Exercise:
Search the entries below for the word "Quantification" and copy each line that has it.

Exercise materials:
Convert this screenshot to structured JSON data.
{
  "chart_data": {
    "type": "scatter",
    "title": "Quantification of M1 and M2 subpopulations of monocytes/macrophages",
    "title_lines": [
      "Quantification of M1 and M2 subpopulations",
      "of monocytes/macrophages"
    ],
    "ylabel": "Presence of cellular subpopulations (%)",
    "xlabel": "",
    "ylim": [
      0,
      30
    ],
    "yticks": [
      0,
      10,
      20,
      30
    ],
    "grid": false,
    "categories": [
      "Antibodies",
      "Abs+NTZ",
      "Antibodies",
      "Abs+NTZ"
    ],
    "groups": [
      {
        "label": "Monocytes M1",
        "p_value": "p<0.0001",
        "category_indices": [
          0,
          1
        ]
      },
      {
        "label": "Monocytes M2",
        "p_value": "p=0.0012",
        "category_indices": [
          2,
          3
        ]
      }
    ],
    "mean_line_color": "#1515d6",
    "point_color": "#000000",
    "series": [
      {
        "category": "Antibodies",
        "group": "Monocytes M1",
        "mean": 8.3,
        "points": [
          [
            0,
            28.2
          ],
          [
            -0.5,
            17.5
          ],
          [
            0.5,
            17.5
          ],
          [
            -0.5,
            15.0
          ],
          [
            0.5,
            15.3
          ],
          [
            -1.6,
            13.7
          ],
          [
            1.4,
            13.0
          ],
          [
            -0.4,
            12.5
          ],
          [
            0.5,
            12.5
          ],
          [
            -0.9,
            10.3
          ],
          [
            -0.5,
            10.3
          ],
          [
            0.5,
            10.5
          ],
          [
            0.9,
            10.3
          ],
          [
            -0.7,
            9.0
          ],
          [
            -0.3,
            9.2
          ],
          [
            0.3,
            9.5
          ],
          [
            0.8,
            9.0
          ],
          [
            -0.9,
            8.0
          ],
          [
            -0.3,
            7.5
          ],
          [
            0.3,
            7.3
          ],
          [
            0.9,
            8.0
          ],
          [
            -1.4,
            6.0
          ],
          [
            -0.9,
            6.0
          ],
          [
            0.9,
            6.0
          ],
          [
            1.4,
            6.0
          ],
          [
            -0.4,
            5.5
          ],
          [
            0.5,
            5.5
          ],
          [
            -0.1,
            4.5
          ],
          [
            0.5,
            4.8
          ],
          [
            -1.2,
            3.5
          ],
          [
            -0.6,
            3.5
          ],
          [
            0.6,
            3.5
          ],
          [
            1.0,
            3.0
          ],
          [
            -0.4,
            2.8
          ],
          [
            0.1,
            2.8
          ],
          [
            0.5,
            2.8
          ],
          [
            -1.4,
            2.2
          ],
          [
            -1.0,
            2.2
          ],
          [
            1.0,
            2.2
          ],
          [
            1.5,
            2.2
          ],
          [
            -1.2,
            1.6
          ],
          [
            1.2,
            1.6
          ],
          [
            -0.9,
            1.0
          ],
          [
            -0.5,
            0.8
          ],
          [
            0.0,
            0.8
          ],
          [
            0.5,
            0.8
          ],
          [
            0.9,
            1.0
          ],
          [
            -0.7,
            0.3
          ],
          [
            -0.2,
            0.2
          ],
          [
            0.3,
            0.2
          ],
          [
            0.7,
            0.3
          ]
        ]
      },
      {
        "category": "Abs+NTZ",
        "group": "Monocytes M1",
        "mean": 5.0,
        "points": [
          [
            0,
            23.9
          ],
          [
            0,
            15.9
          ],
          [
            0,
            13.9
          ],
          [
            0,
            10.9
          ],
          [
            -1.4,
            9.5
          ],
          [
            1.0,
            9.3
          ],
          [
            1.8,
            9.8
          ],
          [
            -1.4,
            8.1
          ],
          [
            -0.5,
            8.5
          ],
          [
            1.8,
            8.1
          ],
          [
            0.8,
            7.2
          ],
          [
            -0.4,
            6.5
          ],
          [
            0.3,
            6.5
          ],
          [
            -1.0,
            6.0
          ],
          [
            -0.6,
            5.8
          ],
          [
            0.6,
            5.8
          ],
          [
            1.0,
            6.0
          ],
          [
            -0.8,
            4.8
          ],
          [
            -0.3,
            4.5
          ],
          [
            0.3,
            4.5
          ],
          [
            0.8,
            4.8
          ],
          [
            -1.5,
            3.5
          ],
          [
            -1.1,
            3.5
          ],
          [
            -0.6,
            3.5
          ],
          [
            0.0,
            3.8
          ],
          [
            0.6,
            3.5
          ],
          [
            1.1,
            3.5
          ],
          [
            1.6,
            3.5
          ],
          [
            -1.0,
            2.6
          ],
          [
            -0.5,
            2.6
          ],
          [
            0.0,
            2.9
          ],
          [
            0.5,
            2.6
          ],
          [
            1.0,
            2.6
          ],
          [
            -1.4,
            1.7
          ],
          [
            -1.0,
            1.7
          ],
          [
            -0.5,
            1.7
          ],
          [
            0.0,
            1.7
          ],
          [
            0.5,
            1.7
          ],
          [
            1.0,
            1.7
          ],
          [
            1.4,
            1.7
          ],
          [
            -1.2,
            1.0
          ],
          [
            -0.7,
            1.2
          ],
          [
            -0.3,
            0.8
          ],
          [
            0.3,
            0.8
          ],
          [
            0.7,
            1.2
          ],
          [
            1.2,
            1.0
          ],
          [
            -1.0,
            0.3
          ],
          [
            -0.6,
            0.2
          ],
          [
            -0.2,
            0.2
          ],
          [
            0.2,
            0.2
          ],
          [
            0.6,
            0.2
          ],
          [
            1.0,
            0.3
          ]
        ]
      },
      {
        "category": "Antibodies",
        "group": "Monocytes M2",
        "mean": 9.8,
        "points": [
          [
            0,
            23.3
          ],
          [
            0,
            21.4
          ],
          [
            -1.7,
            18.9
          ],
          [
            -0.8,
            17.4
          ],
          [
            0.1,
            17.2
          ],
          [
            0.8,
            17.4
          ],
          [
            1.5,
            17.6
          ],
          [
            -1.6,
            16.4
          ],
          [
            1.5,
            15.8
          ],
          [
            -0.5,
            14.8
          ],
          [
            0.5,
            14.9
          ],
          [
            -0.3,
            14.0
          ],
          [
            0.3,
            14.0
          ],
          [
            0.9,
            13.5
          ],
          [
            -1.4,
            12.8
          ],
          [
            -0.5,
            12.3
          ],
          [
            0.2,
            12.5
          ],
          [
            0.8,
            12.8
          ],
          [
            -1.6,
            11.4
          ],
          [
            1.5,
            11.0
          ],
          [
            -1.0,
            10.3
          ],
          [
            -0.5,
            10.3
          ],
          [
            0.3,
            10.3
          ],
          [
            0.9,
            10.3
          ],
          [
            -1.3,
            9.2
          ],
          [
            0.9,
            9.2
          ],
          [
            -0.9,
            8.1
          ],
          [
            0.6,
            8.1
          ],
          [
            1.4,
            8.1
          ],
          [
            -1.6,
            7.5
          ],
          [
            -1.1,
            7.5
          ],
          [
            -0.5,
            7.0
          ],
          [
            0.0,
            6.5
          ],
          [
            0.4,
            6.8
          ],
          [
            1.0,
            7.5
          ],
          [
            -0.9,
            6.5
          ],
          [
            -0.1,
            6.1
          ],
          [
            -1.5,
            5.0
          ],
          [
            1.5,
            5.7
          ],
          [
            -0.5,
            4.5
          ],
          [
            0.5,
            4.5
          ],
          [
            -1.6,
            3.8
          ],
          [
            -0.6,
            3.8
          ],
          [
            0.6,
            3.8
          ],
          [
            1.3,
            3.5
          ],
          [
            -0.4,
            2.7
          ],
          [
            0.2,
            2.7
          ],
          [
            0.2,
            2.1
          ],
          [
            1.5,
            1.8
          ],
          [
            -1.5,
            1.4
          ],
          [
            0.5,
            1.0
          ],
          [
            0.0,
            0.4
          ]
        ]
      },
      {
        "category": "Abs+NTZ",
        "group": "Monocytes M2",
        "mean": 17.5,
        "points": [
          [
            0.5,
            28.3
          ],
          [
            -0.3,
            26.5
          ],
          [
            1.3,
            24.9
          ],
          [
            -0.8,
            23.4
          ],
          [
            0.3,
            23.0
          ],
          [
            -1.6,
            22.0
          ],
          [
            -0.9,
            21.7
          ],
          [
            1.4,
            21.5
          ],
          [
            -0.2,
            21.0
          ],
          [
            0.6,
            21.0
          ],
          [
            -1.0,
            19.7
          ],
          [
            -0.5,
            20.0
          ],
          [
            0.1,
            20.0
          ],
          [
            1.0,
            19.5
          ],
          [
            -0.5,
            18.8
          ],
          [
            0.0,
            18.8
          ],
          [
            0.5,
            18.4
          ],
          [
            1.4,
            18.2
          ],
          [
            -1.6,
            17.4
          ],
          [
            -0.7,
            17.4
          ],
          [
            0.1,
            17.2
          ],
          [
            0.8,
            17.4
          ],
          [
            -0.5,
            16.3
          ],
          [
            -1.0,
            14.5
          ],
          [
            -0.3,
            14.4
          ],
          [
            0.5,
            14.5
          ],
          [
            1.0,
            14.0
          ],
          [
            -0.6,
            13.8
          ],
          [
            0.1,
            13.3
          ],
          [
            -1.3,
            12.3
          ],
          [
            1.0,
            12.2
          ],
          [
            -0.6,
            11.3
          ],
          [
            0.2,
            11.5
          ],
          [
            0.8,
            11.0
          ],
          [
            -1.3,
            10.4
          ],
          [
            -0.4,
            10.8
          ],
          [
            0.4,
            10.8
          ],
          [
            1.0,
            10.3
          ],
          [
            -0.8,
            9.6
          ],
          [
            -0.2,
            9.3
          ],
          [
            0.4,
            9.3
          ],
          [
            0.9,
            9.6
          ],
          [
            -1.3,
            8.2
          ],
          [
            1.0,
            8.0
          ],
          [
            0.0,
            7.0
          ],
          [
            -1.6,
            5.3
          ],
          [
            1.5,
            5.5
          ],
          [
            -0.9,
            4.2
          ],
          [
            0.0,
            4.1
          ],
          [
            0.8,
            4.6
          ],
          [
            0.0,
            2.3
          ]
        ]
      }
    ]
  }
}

Task result:
    "title": "Quantification of M1 and M2 subpopulations of monocytes/macrophages",
      "Quantification of M1 and M2 subpopulations",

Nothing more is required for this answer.